** Raw records **
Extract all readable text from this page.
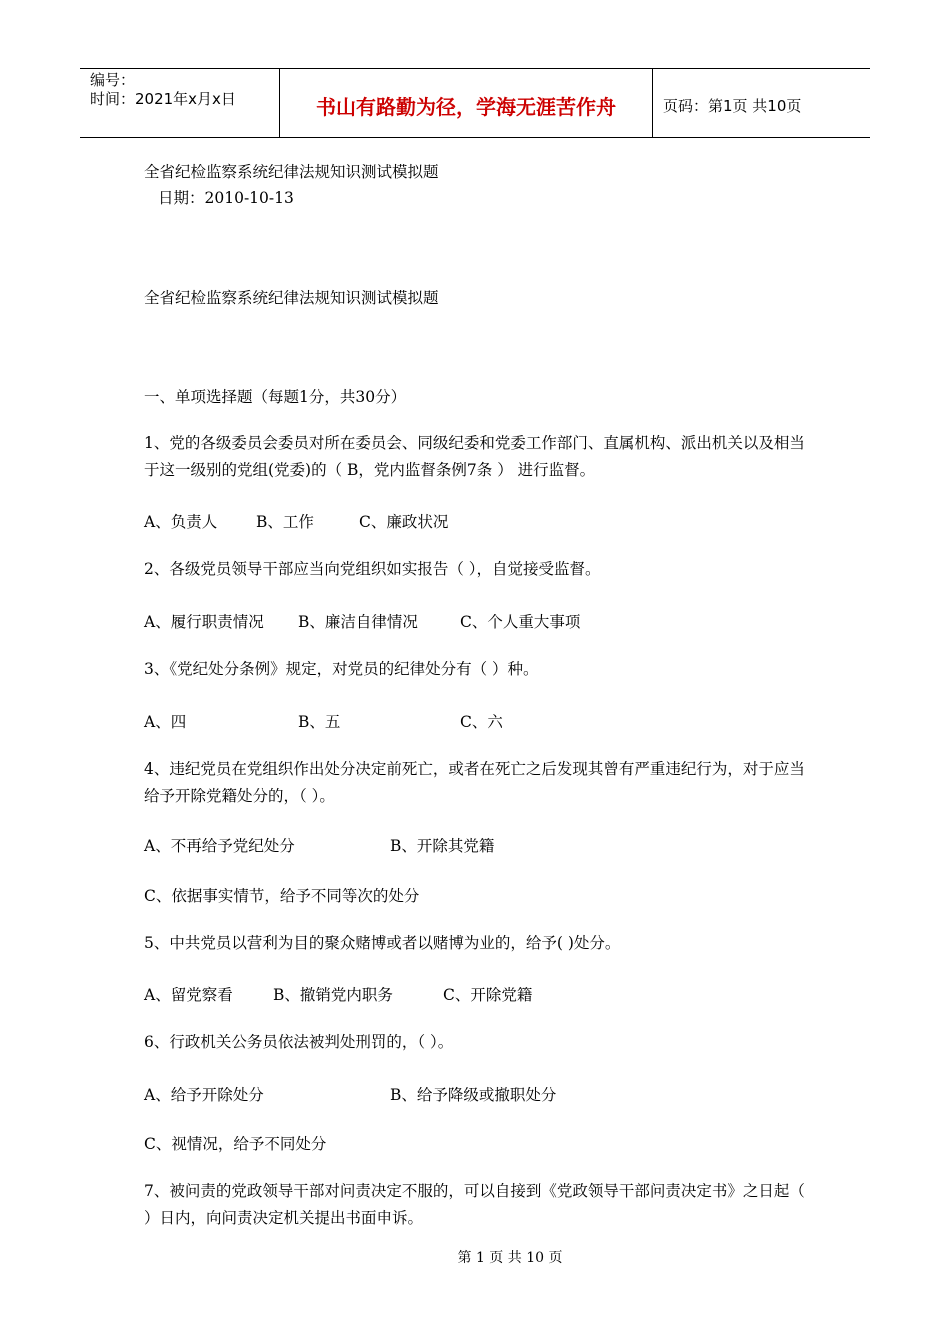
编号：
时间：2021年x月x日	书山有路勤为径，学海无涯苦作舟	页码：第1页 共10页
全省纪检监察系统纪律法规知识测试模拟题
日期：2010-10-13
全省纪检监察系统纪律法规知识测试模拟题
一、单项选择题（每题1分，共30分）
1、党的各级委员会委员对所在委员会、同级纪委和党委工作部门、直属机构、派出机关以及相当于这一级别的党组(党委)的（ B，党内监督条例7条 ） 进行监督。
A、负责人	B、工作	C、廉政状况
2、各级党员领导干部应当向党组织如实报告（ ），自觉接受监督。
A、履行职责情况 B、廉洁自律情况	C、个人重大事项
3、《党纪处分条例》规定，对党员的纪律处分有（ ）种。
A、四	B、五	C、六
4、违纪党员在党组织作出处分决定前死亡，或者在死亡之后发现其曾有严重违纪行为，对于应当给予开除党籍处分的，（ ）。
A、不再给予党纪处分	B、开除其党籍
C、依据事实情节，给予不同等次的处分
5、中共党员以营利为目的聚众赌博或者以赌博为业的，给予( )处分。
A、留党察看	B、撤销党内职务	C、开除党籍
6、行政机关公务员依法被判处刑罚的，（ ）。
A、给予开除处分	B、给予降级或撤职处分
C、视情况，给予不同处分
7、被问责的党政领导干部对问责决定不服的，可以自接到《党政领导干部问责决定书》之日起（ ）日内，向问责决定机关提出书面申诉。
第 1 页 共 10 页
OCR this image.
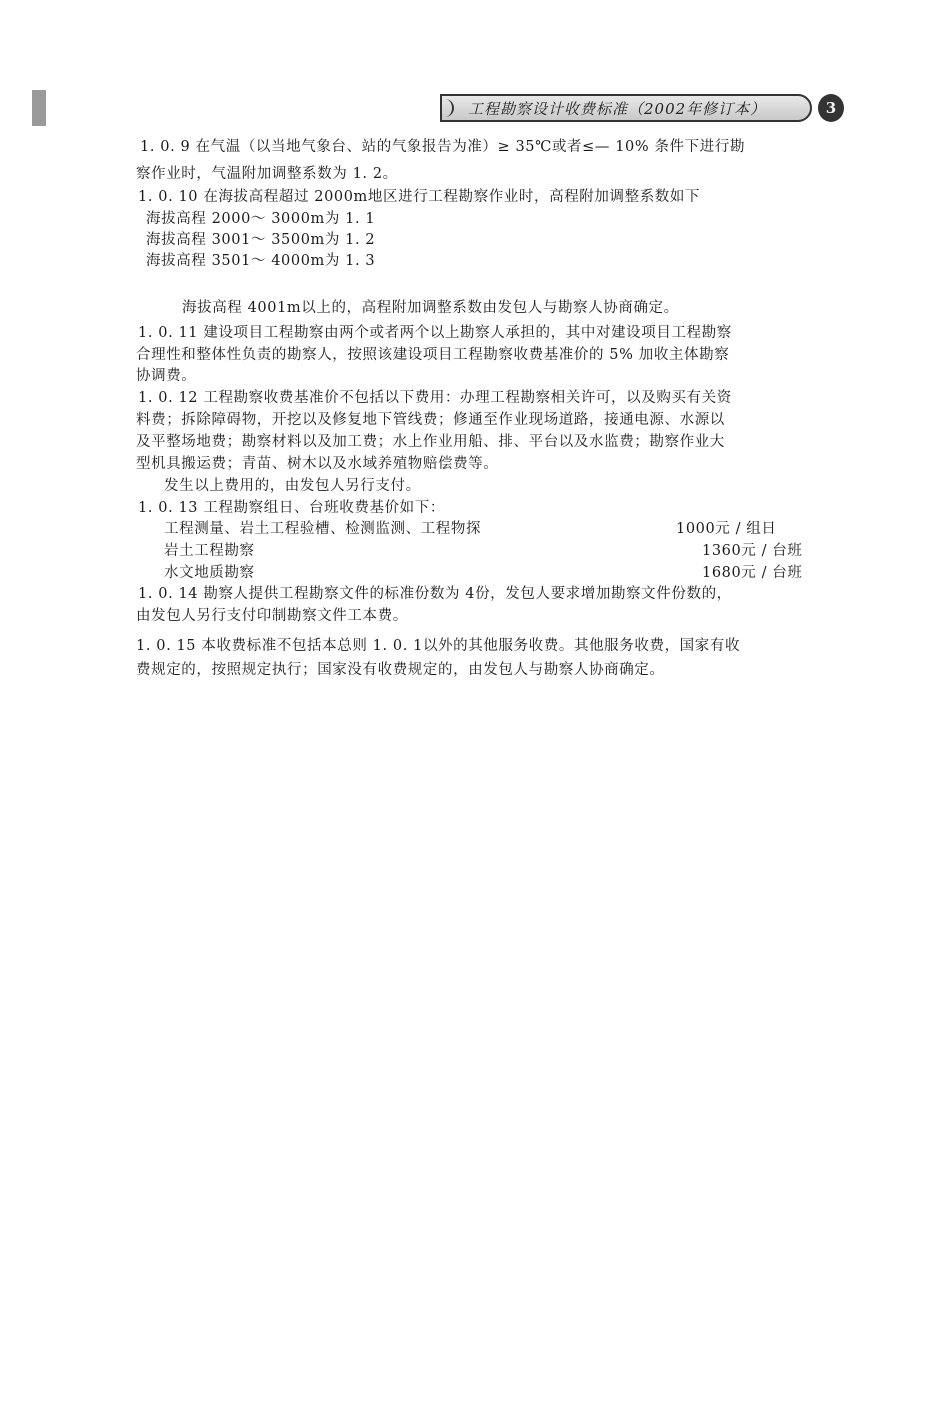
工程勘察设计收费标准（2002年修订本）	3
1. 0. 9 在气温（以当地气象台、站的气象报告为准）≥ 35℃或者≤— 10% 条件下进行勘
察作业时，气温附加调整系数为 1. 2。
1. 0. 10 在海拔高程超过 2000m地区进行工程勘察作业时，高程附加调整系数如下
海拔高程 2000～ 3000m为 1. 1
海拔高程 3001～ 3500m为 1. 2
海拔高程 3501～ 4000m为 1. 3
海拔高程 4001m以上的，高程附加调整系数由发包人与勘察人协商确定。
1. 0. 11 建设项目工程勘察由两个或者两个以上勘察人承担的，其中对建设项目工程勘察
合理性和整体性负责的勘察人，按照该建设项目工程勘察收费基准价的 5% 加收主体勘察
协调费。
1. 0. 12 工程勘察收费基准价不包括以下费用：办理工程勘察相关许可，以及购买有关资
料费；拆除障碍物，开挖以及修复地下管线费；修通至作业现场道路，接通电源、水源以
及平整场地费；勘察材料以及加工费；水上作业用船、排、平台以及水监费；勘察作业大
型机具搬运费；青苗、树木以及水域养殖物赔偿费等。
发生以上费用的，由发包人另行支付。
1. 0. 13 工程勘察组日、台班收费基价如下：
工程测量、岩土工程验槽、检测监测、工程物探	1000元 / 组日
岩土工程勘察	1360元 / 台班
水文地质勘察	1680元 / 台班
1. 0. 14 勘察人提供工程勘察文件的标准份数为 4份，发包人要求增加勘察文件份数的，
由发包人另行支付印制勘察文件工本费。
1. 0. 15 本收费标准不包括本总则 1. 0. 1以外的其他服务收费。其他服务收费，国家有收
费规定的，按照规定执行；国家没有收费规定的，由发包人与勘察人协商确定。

** Exercise task **
What comes back should match the records exactly, minus any pictures.

** Result for this exercise **
Extract all readable text from this page.
编号：
时间：2021年x月x日	书山有路勤为径，学海无涯苦作舟	页码：第1页 共10页
全省纪检监察系统纪律法规知识测试模拟题
日期：2010-10-13
全省纪检监察系统纪律法规知识测试模拟题
一、单项选择题（每题1分，共30分）
1、党的各级委员会委员对所在委员会、同级纪委和党委工作部门、直属机构、派出机关以及相当于这一级别的党组(党委)的（ B，党内监督条例7条 ） 进行监督。
A、负责人	B、工作	C、廉政状况
2、各级党员领导干部应当向党组织如实报告（ ），自觉接受监督。
A、履行职责情况 B、廉洁自律情况	C、个人重大事项
3、《党纪处分条例》规定，对党员的纪律处分有（ ）种。
A、四	B、五	C、六
4、违纪党员在党组织作出处分决定前死亡，或者在死亡之后发现其曾有严重违纪行为，对于应当给予开除党籍处分的，（ ）。
A、不再给予党纪处分	B、开除其党籍
C、依据事实情节，给予不同等次的处分
5、中共党员以营利为目的聚众赌博或者以赌博为业的，给予( )处分。
A、留党察看	B、撤销党内职务	C、开除党籍
6、行政机关公务员依法被判处刑罚的，（ ）。
A、给予开除处分	B、给予降级或撤职处分
C、视情况，给予不同处分
7、被问责的党政领导干部对问责决定不服的，可以自接到《党政领导干部问责决定书》之日起（ ）日内，向问责决定机关提出书面申诉。
第 1 页 共 10 页
OCR this image.
工程勘察设计收费标准（2002年修订本）	3
1. 0. 9 在气温（以当地气象台、站的气象报告为准）≥ 35℃或者≤— 10% 条件下进行勘
察作业时，气温附加调整系数为 1. 2。
1. 0. 10 在海拔高程超过 2000m地区进行工程勘察作业时，高程附加调整系数如下
海拔高程 2000～ 3000m为 1. 1
海拔高程 3001～ 3500m为 1. 2
海拔高程 3501～ 4000m为 1. 3
海拔高程 4001m以上的，高程附加调整系数由发包人与勘察人协商确定。
1. 0. 11 建设项目工程勘察由两个或者两个以上勘察人承担的，其中对建设项目工程勘察
合理性和整体性负责的勘察人，按照该建设项目工程勘察收费基准价的 5% 加收主体勘察
协调费。
1. 0. 12 工程勘察收费基准价不包括以下费用：办理工程勘察相关许可，以及购买有关资
料费；拆除障碍物，开挖以及修复地下管线费；修通至作业现场道路，接通电源、水源以
及平整场地费；勘察材料以及加工费；水上作业用船、排、平台以及水监费；勘察作业大
型机具搬运费；青苗、树木以及水域养殖物赔偿费等。
发生以上费用的，由发包人另行支付。
1. 0. 13 工程勘察组日、台班收费基价如下：
工程测量、岩土工程验槽、检测监测、工程物探	1000元 / 组日
岩土工程勘察	1360元 / 台班
水文地质勘察	1680元 / 台班
1. 0. 14 勘察人提供工程勘察文件的标准份数为 4份，发包人要求增加勘察文件份数的，
由发包人另行支付印制勘察文件工本费。
1. 0. 15 本收费标准不包括本总则 1. 0. 1以外的其他服务收费。其他服务收费，国家有收
费规定的，按照规定执行；国家没有收费规定的，由发包人与勘察人协商确定。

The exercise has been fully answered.